TASK TO COMPLETE
Return each line containing the string "руки".

DATA SUPPLIED

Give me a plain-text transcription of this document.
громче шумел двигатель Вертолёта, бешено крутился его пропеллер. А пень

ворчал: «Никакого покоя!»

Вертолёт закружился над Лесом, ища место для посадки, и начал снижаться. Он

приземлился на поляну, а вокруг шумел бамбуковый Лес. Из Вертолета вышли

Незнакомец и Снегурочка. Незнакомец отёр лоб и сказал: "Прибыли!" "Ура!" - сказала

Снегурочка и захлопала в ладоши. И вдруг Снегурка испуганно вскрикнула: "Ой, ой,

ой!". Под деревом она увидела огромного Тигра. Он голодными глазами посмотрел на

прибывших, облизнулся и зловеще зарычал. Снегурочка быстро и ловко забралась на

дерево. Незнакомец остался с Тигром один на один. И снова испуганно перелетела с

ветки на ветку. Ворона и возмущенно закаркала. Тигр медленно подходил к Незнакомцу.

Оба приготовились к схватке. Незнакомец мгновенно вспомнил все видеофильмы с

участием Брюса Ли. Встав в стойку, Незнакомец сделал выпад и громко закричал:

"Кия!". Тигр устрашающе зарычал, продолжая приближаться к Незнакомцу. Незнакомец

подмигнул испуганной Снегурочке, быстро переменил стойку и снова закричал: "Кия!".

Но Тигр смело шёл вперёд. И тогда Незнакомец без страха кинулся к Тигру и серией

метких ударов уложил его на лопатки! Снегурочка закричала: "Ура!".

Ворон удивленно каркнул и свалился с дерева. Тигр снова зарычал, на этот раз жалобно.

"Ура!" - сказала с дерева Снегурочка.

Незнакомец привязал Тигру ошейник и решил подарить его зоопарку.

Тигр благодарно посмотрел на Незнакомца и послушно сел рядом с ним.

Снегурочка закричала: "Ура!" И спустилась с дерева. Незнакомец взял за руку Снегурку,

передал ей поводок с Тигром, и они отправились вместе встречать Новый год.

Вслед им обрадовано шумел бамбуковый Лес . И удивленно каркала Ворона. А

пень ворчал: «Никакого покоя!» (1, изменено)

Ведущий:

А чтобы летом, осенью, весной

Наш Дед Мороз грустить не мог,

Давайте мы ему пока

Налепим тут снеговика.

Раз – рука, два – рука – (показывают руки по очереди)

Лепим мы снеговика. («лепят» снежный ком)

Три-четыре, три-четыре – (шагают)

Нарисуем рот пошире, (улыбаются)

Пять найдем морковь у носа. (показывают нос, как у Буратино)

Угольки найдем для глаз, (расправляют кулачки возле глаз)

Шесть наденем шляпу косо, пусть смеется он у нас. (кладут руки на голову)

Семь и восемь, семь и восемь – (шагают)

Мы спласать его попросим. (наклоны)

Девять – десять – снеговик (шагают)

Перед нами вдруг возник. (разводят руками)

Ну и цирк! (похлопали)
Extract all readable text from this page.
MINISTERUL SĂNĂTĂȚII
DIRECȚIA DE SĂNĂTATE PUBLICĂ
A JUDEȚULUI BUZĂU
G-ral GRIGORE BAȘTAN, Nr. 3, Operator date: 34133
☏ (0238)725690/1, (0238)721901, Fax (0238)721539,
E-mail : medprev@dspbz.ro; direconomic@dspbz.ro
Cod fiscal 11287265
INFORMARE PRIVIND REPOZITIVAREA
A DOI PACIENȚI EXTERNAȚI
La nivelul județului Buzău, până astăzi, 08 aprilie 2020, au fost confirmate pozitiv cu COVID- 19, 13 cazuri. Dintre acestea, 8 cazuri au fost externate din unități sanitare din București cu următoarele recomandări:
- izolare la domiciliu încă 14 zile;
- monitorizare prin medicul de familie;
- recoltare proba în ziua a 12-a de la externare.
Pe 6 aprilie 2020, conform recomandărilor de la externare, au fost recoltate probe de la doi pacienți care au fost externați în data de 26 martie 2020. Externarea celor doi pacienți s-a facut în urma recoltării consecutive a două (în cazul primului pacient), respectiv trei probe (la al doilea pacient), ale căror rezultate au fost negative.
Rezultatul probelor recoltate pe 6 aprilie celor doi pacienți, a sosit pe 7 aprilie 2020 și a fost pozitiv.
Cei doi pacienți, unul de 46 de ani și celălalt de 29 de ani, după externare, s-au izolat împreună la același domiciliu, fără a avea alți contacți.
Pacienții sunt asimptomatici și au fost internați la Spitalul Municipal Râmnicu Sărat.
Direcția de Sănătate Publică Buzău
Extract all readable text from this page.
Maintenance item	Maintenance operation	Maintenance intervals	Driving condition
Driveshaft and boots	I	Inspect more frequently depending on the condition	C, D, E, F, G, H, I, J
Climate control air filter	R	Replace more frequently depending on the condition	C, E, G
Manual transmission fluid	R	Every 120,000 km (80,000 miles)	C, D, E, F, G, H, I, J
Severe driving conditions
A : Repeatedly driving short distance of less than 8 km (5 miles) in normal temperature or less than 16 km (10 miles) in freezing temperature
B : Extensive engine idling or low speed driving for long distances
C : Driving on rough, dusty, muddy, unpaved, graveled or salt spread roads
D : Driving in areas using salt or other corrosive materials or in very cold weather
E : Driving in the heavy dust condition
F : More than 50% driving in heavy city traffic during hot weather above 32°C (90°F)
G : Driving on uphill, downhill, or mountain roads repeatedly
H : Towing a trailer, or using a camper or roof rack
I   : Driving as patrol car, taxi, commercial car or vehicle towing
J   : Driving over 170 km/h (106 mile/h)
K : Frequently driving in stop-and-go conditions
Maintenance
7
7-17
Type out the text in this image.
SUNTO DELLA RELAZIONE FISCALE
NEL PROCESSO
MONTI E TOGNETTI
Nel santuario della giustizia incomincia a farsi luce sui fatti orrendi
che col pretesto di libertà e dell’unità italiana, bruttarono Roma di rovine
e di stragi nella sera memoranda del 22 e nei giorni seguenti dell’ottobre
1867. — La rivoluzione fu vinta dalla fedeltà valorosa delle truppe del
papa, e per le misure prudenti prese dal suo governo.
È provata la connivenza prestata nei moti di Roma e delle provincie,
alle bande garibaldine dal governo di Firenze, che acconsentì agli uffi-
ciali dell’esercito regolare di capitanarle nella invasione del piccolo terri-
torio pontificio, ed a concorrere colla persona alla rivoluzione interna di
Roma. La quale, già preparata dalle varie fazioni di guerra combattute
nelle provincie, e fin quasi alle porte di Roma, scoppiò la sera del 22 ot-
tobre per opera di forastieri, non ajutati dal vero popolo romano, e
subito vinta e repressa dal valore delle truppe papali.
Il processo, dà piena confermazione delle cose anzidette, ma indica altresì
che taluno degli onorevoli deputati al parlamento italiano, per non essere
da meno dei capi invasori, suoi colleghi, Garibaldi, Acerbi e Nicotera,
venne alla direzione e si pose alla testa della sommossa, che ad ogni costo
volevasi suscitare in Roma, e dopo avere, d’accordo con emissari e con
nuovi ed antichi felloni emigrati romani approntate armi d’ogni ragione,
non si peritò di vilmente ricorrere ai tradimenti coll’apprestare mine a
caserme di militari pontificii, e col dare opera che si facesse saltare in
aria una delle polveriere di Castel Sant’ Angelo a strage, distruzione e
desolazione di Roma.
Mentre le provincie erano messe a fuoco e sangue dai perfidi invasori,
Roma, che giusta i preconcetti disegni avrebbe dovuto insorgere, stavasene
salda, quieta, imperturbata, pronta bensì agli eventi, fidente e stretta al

FINAL RESULT
Раз – рука, два – рука – (показывают руки по очереди)
Шесть наденем шляпу косо, пусть смеется он у нас. (кладут руки на голову)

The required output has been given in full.